• [WORK TO BE COMPLETED]: Check every line of the entries for "walking", and copy the lines that hold it.

··········

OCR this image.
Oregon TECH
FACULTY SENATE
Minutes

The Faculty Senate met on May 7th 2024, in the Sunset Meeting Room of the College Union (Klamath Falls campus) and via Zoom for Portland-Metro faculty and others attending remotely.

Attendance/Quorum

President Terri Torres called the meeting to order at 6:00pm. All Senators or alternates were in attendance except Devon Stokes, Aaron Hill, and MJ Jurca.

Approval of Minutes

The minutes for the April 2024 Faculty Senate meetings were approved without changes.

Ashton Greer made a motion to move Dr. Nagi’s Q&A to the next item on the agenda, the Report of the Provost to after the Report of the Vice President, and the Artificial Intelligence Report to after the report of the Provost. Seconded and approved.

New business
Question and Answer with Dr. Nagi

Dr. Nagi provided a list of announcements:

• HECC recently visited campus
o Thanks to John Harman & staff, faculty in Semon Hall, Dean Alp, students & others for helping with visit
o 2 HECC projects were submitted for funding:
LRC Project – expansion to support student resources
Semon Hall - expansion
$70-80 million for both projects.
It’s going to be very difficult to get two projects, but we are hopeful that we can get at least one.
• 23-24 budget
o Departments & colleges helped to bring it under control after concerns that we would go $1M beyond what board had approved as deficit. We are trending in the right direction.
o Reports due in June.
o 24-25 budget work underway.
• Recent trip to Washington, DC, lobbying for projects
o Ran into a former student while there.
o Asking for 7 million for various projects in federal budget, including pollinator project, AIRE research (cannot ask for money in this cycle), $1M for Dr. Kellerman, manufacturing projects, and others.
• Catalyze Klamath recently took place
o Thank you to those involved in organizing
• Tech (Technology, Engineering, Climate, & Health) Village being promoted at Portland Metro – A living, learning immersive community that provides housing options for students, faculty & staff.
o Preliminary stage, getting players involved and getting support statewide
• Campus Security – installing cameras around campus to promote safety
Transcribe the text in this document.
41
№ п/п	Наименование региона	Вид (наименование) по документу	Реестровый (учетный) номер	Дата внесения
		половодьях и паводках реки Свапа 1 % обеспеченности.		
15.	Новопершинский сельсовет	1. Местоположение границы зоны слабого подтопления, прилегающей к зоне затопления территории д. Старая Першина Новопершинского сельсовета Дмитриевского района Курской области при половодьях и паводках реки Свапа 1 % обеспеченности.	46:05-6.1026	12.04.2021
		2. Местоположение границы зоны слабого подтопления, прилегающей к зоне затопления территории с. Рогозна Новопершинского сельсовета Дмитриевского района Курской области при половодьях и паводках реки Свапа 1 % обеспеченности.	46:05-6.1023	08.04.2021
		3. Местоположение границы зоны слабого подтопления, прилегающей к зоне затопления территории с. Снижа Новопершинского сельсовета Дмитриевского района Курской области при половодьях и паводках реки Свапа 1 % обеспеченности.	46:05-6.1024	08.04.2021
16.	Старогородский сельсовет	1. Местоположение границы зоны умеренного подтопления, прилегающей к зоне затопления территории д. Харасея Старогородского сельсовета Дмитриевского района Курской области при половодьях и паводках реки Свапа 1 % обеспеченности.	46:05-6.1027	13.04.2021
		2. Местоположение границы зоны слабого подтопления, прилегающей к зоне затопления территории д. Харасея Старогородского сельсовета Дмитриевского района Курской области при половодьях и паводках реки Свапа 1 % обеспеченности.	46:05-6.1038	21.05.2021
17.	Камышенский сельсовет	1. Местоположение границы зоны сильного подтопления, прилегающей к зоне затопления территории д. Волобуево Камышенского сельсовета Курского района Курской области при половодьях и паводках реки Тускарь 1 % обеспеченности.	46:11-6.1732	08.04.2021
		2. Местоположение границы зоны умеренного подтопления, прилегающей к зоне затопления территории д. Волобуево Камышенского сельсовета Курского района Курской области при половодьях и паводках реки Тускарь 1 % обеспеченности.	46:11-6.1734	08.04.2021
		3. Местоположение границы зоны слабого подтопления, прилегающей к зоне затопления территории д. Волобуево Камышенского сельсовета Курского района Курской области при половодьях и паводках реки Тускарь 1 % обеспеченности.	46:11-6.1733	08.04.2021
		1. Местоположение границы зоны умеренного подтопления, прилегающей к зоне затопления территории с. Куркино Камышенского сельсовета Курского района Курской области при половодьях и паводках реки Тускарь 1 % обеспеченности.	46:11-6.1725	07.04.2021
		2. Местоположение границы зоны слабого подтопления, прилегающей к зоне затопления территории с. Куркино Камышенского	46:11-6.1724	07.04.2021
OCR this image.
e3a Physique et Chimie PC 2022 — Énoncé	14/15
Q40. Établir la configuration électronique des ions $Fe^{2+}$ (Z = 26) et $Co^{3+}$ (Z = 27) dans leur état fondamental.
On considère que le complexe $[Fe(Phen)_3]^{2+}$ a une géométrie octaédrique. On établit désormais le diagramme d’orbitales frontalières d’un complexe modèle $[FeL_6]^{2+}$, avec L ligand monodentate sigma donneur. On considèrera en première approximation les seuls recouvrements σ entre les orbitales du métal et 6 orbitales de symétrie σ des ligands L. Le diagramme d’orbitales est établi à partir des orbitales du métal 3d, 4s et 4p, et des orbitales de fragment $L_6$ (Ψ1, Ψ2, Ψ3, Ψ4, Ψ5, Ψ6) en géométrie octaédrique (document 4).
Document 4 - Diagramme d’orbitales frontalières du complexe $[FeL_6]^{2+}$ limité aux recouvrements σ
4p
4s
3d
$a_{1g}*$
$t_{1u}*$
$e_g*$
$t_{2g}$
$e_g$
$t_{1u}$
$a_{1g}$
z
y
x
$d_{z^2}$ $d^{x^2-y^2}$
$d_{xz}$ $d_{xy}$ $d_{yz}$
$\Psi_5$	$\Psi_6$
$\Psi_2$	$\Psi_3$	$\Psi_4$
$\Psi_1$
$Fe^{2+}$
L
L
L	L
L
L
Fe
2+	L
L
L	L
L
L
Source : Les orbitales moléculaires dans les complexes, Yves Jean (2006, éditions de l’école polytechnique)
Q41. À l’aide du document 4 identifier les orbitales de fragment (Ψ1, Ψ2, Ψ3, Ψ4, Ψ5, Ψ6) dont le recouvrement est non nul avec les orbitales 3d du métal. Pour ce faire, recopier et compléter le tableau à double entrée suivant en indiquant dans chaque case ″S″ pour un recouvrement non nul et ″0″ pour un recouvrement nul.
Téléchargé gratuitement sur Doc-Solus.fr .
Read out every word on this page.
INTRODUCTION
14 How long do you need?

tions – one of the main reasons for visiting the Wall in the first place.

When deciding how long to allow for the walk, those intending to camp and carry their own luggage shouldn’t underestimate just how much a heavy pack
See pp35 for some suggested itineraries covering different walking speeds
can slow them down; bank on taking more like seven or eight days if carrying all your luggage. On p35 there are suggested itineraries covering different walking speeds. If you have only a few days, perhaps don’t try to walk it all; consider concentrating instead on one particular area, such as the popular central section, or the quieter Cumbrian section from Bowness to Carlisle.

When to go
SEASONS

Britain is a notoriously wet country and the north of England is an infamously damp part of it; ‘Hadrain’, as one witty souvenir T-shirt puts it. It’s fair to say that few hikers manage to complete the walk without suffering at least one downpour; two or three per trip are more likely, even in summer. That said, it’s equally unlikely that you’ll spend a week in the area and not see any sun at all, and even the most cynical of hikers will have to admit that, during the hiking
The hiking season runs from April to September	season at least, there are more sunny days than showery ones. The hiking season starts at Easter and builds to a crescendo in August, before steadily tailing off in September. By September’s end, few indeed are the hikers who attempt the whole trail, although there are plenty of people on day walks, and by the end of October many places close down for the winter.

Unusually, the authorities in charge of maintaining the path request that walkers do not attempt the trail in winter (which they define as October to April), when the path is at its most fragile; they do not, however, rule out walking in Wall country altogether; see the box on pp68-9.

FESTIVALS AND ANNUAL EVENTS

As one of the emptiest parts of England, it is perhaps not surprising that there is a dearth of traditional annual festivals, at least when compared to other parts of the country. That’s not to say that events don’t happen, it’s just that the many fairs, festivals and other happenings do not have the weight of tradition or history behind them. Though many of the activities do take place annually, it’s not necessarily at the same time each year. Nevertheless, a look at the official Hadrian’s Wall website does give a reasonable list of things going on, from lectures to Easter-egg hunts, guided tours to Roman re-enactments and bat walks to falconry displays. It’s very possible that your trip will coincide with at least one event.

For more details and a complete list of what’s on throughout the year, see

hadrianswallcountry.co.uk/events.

··········

• [SOLUTION TO THE PROBLEM]:
See pp35 for some suggested itineraries covering different walking speeds
can slow them down; bank on taking more like seven or eight days if carrying all your luggage. On p35 there are suggested itineraries covering different walking speeds. If you have only a few days, perhaps don’t try to walk it all; consider concentrating instead on one particular area, such as the popular central section, or the quieter Cumbrian section from Bowness to Carlisle.
Unusually, the authorities in charge of maintaining the path request that walkers do not attempt the trail in winter (which they define as October to April), when the path is at its most fragile; they do not, however, rule out walking in Wall country altogether; see the box on pp68-9.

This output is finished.